Start

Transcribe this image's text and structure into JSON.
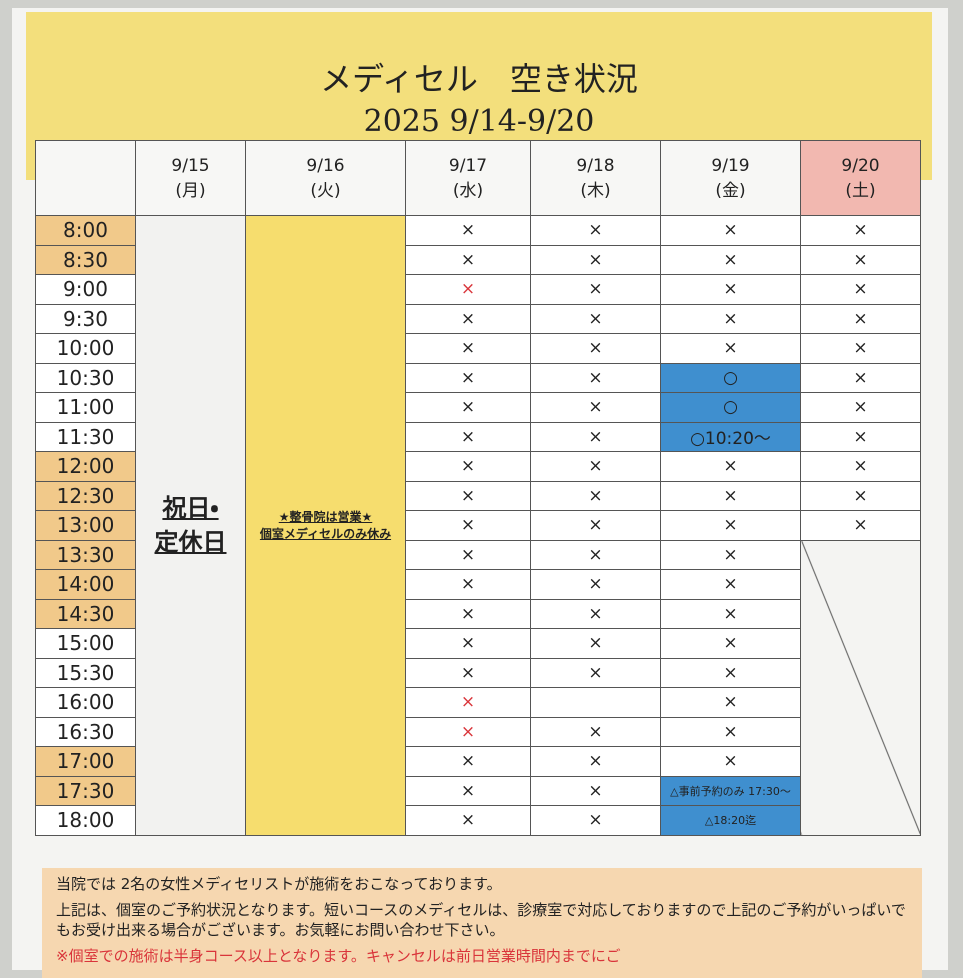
{
  "header": {
    "title": "メディセル　空き状況",
    "subtitle": "2025 9/14-9/20"
  },
  "table": {
    "times": [
      {
        "label": "8:00",
        "highlight": true
      },
      {
        "label": "8:30",
        "highlight": true
      },
      {
        "label": "9:00"
      },
      {
        "label": "9:30"
      },
      {
        "label": "10:00"
      },
      {
        "label": "10:30"
      },
      {
        "label": "11:00"
      },
      {
        "label": "11:30"
      },
      {
        "label": "12:00",
        "highlight": true
      },
      {
        "label": "12:30",
        "highlight": true
      },
      {
        "label": "13:00",
        "highlight": true
      },
      {
        "label": "13:30",
        "highlight": true
      },
      {
        "label": "14:00",
        "highlight": true
      },
      {
        "label": "14:30",
        "highlight": true
      },
      {
        "label": "15:00"
      },
      {
        "label": "15:30"
      },
      {
        "label": "16:00"
      },
      {
        "label": "16:30"
      },
      {
        "label": "17:00",
        "highlight": true
      },
      {
        "label": "17:30",
        "highlight": true
      },
      {
        "label": "18:00"
      }
    ],
    "columns": [
      {
        "date": "9/15",
        "day": "(月)",
        "note": [
          "祝日・",
          "定休日"
        ],
        "note_style": "closed"
      },
      {
        "date": "9/16",
        "day": "(火)",
        "note": [
          "★整骨院は営業★",
          "個室メディセルのみ休み"
        ],
        "note_style": "yellow"
      },
      {
        "date": "9/17",
        "day": "(水)",
        "cells": [
          "×",
          "×",
          {
            "text": "×",
            "color": "#d9343a"
          },
          "×",
          "×",
          "×",
          "×",
          "×",
          "×",
          "×",
          "×",
          "×",
          "×",
          "×",
          "×",
          "×",
          {
            "text": "×",
            "color": "#d9343a"
          },
          {
            "text": "×",
            "color": "#d9343a"
          },
          "×",
          "×",
          "×"
        ]
      },
      {
        "date": "9/18",
        "day": "(木)",
        "cells": [
          "×",
          "×",
          "×",
          "×",
          "×",
          "×",
          "×",
          "×",
          "×",
          "×",
          "×",
          "×",
          "×",
          "×",
          "×",
          "×",
          null,
          "×",
          "×",
          "×",
          "×"
        ]
      },
      {
        "date": "9/19",
        "day": "(金)",
        "cells": [
          "×",
          "×",
          "×",
          "×",
          "×",
          {
            "text": "○",
            "fill": "#3f8fcf"
          },
          {
            "text": "○",
            "fill": "#3f8fcf"
          },
          {
            "text": "○10:20～",
            "fill": "#3f8fcf"
          },
          "×",
          "×",
          "×",
          "×",
          "×",
          "×",
          "×",
          "×",
          "×",
          "×",
          "×",
          {
            "text": "△事前予約のみ 17:30～",
            "fill": "#3f8fcf",
            "small": true
          },
          {
            "text": "△18:20迄",
            "fill": "#3f8fcf",
            "small": true
          }
        ]
      },
      {
        "date": "9/20",
        "day": "(土)",
        "header_fill": "#f2b8b0",
        "cells": [
          "×",
          "×",
          "×",
          "×",
          "×",
          "×",
          "×",
          "×",
          "×",
          "×",
          "×"
        ]
      }
    ]
  },
  "footer": {
    "notes": [
      {
        "text": "当院では 2名の女性メディセリストが施術をおこなっております。"
      },
      {
        "text": "上記は、個室のご予約状況となります。短いコースのメディセルは、診療室で対応しておりますので上記のご予約がいっぱいでもお受け出来る場合がございます。お気軽にお問い合わせ下さい。"
      },
      {
        "text": "※個室での施術は半身コース以上となります。キャンセルは前日営業時間内までにご",
        "color": "#d9343a"
      }
    ]
  }
}
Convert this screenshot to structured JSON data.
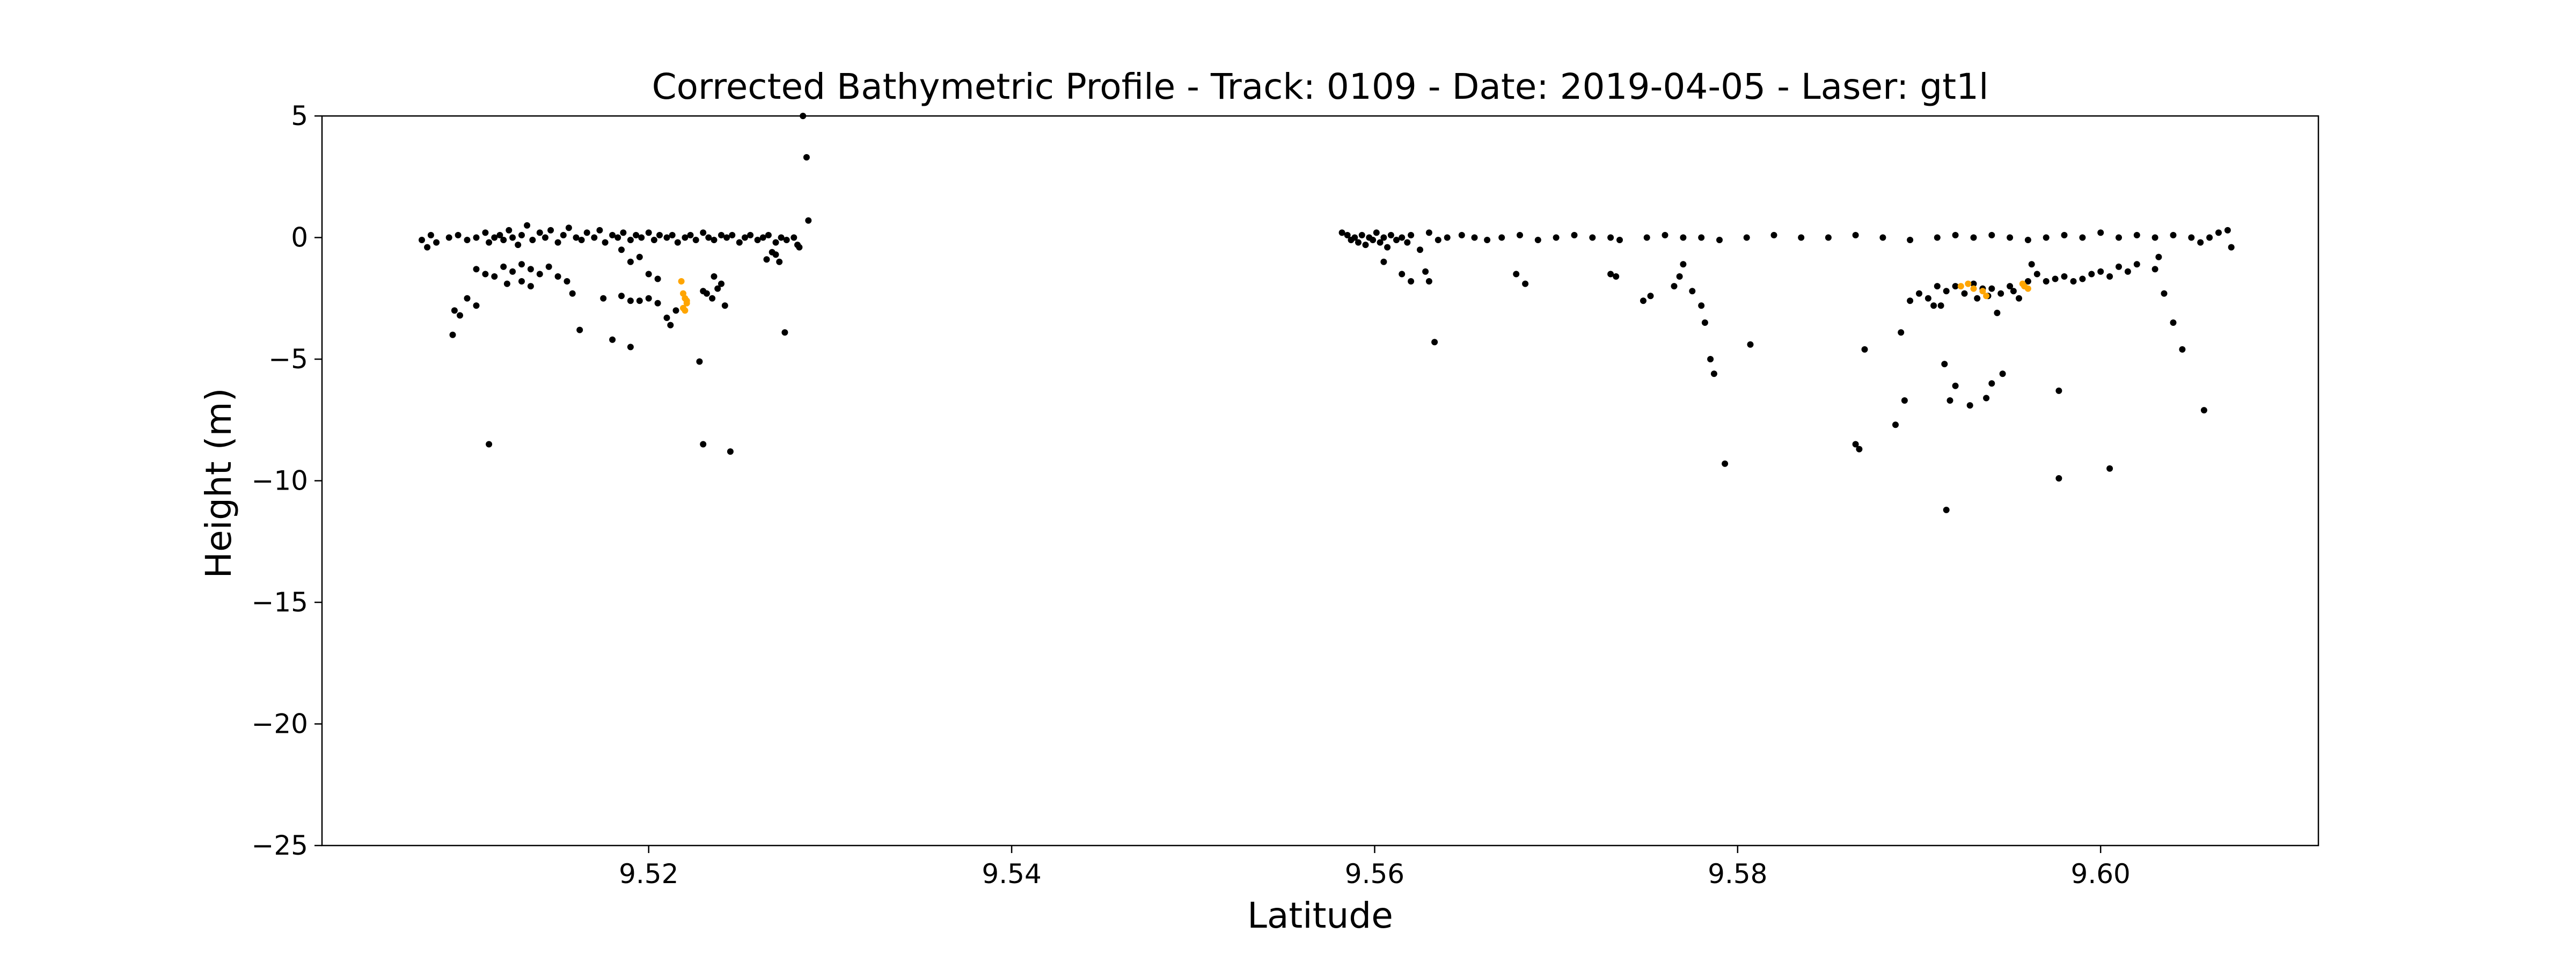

End

Find how many lines of the material carry the string "text". Only the number should be in the answer.

(OUTPUT FOR THIS EXERCISE):
12